### Records to use ###

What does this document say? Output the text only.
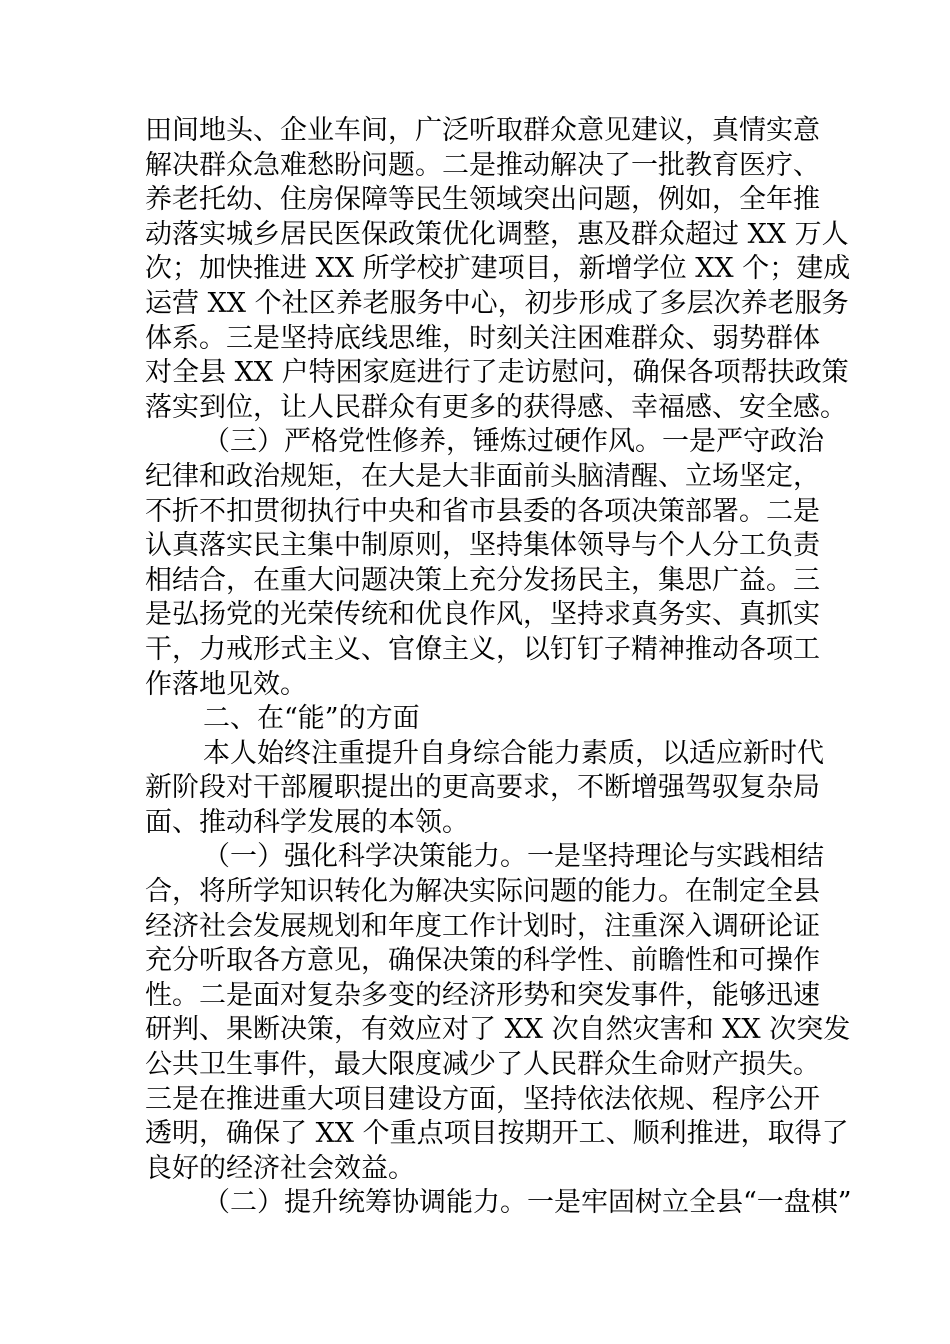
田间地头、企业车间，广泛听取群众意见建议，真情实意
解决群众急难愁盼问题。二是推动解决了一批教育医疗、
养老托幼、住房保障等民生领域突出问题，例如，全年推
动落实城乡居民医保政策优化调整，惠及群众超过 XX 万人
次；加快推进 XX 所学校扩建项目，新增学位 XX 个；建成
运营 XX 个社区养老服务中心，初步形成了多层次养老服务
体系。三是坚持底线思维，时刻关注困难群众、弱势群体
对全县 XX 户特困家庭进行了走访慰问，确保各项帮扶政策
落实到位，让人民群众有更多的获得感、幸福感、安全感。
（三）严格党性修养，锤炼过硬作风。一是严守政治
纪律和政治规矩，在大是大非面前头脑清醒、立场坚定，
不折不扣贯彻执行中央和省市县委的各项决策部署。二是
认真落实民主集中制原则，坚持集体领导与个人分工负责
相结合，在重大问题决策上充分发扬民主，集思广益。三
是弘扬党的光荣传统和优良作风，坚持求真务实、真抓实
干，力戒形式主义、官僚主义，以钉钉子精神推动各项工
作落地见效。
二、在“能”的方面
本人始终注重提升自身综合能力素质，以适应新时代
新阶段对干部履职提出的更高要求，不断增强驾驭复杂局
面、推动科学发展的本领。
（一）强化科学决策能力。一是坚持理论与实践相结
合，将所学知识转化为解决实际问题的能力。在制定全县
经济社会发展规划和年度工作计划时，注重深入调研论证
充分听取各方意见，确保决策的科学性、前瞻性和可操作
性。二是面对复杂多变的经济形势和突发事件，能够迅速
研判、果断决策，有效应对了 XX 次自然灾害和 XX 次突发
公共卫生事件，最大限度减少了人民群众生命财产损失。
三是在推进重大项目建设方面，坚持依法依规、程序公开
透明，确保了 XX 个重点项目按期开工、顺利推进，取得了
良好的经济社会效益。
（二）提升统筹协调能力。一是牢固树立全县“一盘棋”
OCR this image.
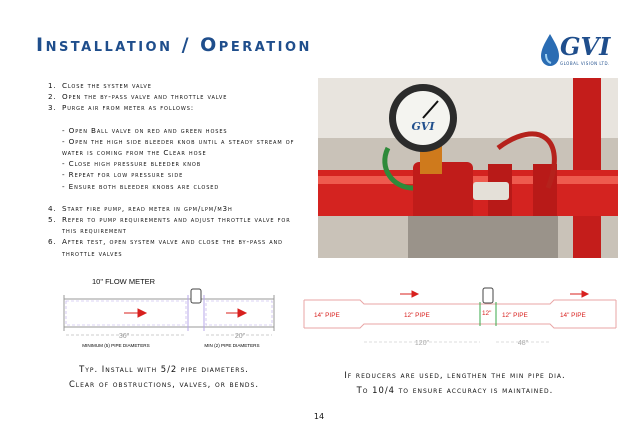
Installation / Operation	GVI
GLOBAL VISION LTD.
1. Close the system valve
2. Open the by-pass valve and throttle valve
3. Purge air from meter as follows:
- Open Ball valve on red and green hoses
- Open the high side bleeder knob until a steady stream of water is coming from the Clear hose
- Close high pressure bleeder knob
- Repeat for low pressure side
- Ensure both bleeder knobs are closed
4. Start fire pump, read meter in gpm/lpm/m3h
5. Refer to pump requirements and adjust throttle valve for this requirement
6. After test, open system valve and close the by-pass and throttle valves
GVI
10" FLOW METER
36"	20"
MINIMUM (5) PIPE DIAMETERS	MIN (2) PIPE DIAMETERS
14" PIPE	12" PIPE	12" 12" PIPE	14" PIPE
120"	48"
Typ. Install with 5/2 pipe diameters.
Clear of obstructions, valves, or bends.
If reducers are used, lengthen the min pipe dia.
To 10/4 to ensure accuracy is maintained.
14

###

Your task:
All of the material above should be reproduced exactly, except the pictures.

Answer for the task:
What does this document say? Output the text only.
田间地头、企业车间，广泛听取群众意见建议，真情实意
解决群众急难愁盼问题。二是推动解决了一批教育医疗、
养老托幼、住房保障等民生领域突出问题，例如，全年推
动落实城乡居民医保政策优化调整，惠及群众超过 XX 万人
次；加快推进 XX 所学校扩建项目，新增学位 XX 个；建成
运营 XX 个社区养老服务中心，初步形成了多层次养老服务
体系。三是坚持底线思维，时刻关注困难群众、弱势群体
对全县 XX 户特困家庭进行了走访慰问，确保各项帮扶政策
落实到位，让人民群众有更多的获得感、幸福感、安全感。
（三）严格党性修养，锤炼过硬作风。一是严守政治
纪律和政治规矩，在大是大非面前头脑清醒、立场坚定，
不折不扣贯彻执行中央和省市县委的各项决策部署。二是
认真落实民主集中制原则，坚持集体领导与个人分工负责
相结合，在重大问题决策上充分发扬民主，集思广益。三
是弘扬党的光荣传统和优良作风，坚持求真务实、真抓实
干，力戒形式主义、官僚主义，以钉钉子精神推动各项工
作落地见效。
二、在“能”的方面
本人始终注重提升自身综合能力素质，以适应新时代
新阶段对干部履职提出的更高要求，不断增强驾驭复杂局
面、推动科学发展的本领。
（一）强化科学决策能力。一是坚持理论与实践相结
合，将所学知识转化为解决实际问题的能力。在制定全县
经济社会发展规划和年度工作计划时，注重深入调研论证
充分听取各方意见，确保决策的科学性、前瞻性和可操作
性。二是面对复杂多变的经济形势和突发事件，能够迅速
研判、果断决策，有效应对了 XX 次自然灾害和 XX 次突发
公共卫生事件，最大限度减少了人民群众生命财产损失。
三是在推进重大项目建设方面，坚持依法依规、程序公开
透明，确保了 XX 个重点项目按期开工、顺利推进，取得了
良好的经济社会效益。
（二）提升统筹协调能力。一是牢固树立全县“一盘棋”
OCR this image.
Installation / Operation	GVI
GLOBAL VISION LTD.
1. Close the system valve
2. Open the by-pass valve and throttle valve
3. Purge air from meter as follows:
- Open Ball valve on red and green hoses
- Open the high side bleeder knob until a steady stream of water is coming from the Clear hose
- Close high pressure bleeder knob
- Repeat for low pressure side
- Ensure both bleeder knobs are closed
4. Start fire pump, read meter in gpm/lpm/m3h
5. Refer to pump requirements and adjust throttle valve for this requirement
6. After test, open system valve and close the by-pass and throttle valves
GVI
10" FLOW METER
36"	20"
MINIMUM (5) PIPE DIAMETERS	MIN (2) PIPE DIAMETERS
14" PIPE	12" PIPE	12" 12" PIPE	14" PIPE
120"	48"
Typ. Install with 5/2 pipe diameters.
Clear of obstructions, valves, or bends.
If reducers are used, lengthen the min pipe dia.
To 10/4 to ensure accuracy is maintained.
14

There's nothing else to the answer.